▶ [Records to use]:

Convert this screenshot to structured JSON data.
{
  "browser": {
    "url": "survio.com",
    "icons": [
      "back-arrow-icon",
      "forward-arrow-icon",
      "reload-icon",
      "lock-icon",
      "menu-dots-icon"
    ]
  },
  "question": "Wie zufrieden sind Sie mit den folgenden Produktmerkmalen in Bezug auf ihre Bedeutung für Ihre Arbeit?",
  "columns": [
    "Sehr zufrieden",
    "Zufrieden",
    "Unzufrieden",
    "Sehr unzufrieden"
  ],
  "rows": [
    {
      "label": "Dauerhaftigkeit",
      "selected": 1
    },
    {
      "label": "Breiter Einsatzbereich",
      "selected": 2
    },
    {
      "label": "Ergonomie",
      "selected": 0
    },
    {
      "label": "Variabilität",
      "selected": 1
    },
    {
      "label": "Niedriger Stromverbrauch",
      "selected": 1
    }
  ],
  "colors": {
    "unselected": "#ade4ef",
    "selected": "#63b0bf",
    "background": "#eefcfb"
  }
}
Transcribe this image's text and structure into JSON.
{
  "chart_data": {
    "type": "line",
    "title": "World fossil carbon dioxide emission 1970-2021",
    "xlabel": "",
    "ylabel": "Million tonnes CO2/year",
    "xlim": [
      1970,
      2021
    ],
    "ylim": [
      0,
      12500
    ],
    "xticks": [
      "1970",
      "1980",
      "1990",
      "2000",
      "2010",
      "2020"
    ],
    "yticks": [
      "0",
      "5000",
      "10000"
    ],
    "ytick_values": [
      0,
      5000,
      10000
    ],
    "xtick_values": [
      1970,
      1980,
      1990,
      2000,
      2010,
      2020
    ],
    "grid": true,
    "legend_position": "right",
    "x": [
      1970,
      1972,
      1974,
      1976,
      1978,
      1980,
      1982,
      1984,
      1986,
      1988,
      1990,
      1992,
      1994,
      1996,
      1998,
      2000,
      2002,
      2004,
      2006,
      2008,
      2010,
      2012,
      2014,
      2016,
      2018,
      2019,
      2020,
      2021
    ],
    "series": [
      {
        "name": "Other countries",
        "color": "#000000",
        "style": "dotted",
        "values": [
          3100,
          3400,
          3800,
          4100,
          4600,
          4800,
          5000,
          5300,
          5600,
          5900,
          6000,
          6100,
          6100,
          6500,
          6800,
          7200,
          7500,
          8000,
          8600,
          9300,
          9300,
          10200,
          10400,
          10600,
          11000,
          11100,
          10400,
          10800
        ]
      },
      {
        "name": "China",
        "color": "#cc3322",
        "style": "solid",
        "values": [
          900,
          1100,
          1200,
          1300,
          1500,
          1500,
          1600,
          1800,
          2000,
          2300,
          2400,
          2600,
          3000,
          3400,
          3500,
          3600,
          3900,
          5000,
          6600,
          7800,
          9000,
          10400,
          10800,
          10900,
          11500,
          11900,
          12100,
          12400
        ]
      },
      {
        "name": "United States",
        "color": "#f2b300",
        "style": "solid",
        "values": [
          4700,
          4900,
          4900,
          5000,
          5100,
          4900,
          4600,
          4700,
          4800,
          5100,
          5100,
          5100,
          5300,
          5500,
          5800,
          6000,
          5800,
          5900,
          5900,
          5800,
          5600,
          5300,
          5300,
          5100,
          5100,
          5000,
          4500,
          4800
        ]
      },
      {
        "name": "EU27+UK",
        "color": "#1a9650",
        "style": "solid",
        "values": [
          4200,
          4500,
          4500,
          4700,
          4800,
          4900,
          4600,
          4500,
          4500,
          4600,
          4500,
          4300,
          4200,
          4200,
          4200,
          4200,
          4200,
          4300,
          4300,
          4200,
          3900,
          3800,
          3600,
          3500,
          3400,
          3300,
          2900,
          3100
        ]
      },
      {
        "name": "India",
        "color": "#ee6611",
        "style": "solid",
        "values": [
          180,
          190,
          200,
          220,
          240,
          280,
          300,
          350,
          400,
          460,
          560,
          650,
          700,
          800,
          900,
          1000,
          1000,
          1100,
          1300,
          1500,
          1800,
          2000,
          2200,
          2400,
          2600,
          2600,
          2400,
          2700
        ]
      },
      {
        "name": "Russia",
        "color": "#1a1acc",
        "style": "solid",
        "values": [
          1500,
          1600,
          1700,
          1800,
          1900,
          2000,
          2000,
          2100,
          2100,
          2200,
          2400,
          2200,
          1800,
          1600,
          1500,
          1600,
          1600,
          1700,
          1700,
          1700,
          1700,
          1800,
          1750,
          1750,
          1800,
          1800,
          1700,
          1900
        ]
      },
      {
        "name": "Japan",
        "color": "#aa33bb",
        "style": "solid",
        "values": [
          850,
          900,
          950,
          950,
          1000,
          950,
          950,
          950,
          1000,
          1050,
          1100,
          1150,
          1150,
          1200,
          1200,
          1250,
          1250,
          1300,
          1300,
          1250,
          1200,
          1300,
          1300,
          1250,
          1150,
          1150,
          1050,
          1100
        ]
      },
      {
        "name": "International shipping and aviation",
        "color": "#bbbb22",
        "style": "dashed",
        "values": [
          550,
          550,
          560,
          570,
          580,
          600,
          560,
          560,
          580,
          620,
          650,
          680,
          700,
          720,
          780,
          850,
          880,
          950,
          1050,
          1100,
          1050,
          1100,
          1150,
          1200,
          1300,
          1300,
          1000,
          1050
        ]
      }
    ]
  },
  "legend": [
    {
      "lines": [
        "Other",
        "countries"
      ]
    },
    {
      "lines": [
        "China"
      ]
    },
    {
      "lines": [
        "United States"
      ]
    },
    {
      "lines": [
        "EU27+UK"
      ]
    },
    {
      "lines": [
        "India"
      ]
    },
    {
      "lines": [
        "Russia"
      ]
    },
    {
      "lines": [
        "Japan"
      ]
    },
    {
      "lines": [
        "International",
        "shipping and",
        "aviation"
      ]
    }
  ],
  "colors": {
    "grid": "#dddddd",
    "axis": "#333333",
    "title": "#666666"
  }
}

▶ [What you need to do]:
Every line of the records above needs to be given again exactly.

▶ [The result]:
Convert this screenshot to structured JSON data.
{
  "browser": {
    "url": "survio.com",
    "icons": [
      "back-arrow-icon",
      "forward-arrow-icon",
      "reload-icon",
      "lock-icon",
      "menu-dots-icon"
    ]
  },
  "question": "Wie zufrieden sind Sie mit den folgenden Produktmerkmalen in Bezug auf ihre Bedeutung für Ihre Arbeit?",
  "columns": [
    "Sehr zufrieden",
    "Zufrieden",
    "Unzufrieden",
    "Sehr unzufrieden"
  ],
  "rows": [
    {
      "label": "Dauerhaftigkeit",
      "selected": 1
    },
    {
      "label": "Breiter Einsatzbereich",
      "selected": 2
    },
    {
      "label": "Ergonomie",
      "selected": 0
    },
    {
      "label": "Variabilität",
      "selected": 1
    },
    {
      "label": "Niedriger Stromverbrauch",
      "selected": 1
    }
  ],
  "colors": {
    "unselected": "#ade4ef",
    "selected": "#63b0bf",
    "background": "#eefcfb"
  }
}
Transcribe this image's text and structure into JSON.
{
  "chart_data": {
    "type": "line",
    "title": "World fossil carbon dioxide emission 1970-2021",
    "xlabel": "",
    "ylabel": "Million tonnes CO2/year",
    "xlim": [
      1970,
      2021
    ],
    "ylim": [
      0,
      12500
    ],
    "xticks": [
      "1970",
      "1980",
      "1990",
      "2000",
      "2010",
      "2020"
    ],
    "yticks": [
      "0",
      "5000",
      "10000"
    ],
    "ytick_values": [
      0,
      5000,
      10000
    ],
    "xtick_values": [
      1970,
      1980,
      1990,
      2000,
      2010,
      2020
    ],
    "grid": true,
    "legend_position": "right",
    "x": [
      1970,
      1972,
      1974,
      1976,
      1978,
      1980,
      1982,
      1984,
      1986,
      1988,
      1990,
      1992,
      1994,
      1996,
      1998,
      2000,
      2002,
      2004,
      2006,
      2008,
      2010,
      2012,
      2014,
      2016,
      2018,
      2019,
      2020,
      2021
    ],
    "series": [
      {
        "name": "Other countries",
        "color": "#000000",
        "style": "dotted",
        "values": [
          3100,
          3400,
          3800,
          4100,
          4600,
          4800,
          5000,
          5300,
          5600,
          5900,
          6000,
          6100,
          6100,
          6500,
          6800,
          7200,
          7500,
          8000,
          8600,
          9300,
          9300,
          10200,
          10400,
          10600,
          11000,
          11100,
          10400,
          10800
        ]
      },
      {
        "name": "China",
        "color": "#cc3322",
        "style": "solid",
        "values": [
          900,
          1100,
          1200,
          1300,
          1500,
          1500,
          1600,
          1800,
          2000,
          2300,
          2400,
          2600,
          3000,
          3400,
          3500,
          3600,
          3900,
          5000,
          6600,
          7800,
          9000,
          10400,
          10800,
          10900,
          11500,
          11900,
          12100,
          12400
        ]
      },
      {
        "name": "United States",
        "color": "#f2b300",
        "style": "solid",
        "values": [
          4700,
          4900,
          4900,
          5000,
          5100,
          4900,
          4600,
          4700,
          4800,
          5100,
          5100,
          5100,
          5300,
          5500,
          5800,
          6000,
          5800,
          5900,
          5900,
          5800,
          5600,
          5300,
          5300,
          5100,
          5100,
          5000,
          4500,
          4800
        ]
      },
      {
        "name": "EU27+UK",
        "color": "#1a9650",
        "style": "solid",
        "values": [
          4200,
          4500,
          4500,
          4700,
          4800,
          4900,
          4600,
          4500,
          4500,
          4600,
          4500,
          4300,
          4200,
          4200,
          4200,
          4200,
          4200,
          4300,
          4300,
          4200,
          3900,
          3800,
          3600,
          3500,
          3400,
          3300,
          2900,
          3100
        ]
      },
      {
        "name": "India",
        "color": "#ee6611",
        "style": "solid",
        "values": [
          180,
          190,
          200,
          220,
          240,
          280,
          300,
          350,
          400,
          460,
          560,
          650,
          700,
          800,
          900,
          1000,
          1000,
          1100,
          1300,
          1500,
          1800,
          2000,
          2200,
          2400,
          2600,
          2600,
          2400,
          2700
        ]
      },
      {
        "name": "Russia",
        "color": "#1a1acc",
        "style": "solid",
        "values": [
          1500,
          1600,
          1700,
          1800,
          1900,
          2000,
          2000,
          2100,
          2100,
          2200,
          2400,
          2200,
          1800,
          1600,
          1500,
          1600,
          1600,
          1700,
          1700,
          1700,
          1700,
          1800,
          1750,
          1750,
          1800,
          1800,
          1700,
          1900
        ]
      },
      {
        "name": "Japan",
        "color": "#aa33bb",
        "style": "solid",
        "values": [
          850,
          900,
          950,
          950,
          1000,
          950,
          950,
          950,
          1000,
          1050,
          1100,
          1150,
          1150,
          1200,
          1200,
          1250,
          1250,
          1300,
          1300,
          1250,
          1200,
          1300,
          1300,
          1250,
          1150,
          1150,
          1050,
          1100
        ]
      },
      {
        "name": "International shipping and aviation",
        "color": "#bbbb22",
        "style": "dashed",
        "values": [
          550,
          550,
          560,
          570,
          580,
          600,
          560,
          560,
          580,
          620,
          650,
          680,
          700,
          720,
          780,
          850,
          880,
          950,
          1050,
          1100,
          1050,
          1100,
          1150,
          1200,
          1300,
          1300,
          1000,
          1050
        ]
      }
    ]
  },
  "legend": [
    {
      "lines": [
        "Other",
        "countries"
      ]
    },
    {
      "lines": [
        "China"
      ]
    },
    {
      "lines": [
        "United States"
      ]
    },
    {
      "lines": [
        "EU27+UK"
      ]
    },
    {
      "lines": [
        "India"
      ]
    },
    {
      "lines": [
        "Russia"
      ]
    },
    {
      "lines": [
        "Japan"
      ]
    },
    {
      "lines": [
        "International",
        "shipping and",
        "aviation"
      ]
    }
  ],
  "colors": {
    "grid": "#dddddd",
    "axis": "#333333",
    "title": "#666666"
  }
}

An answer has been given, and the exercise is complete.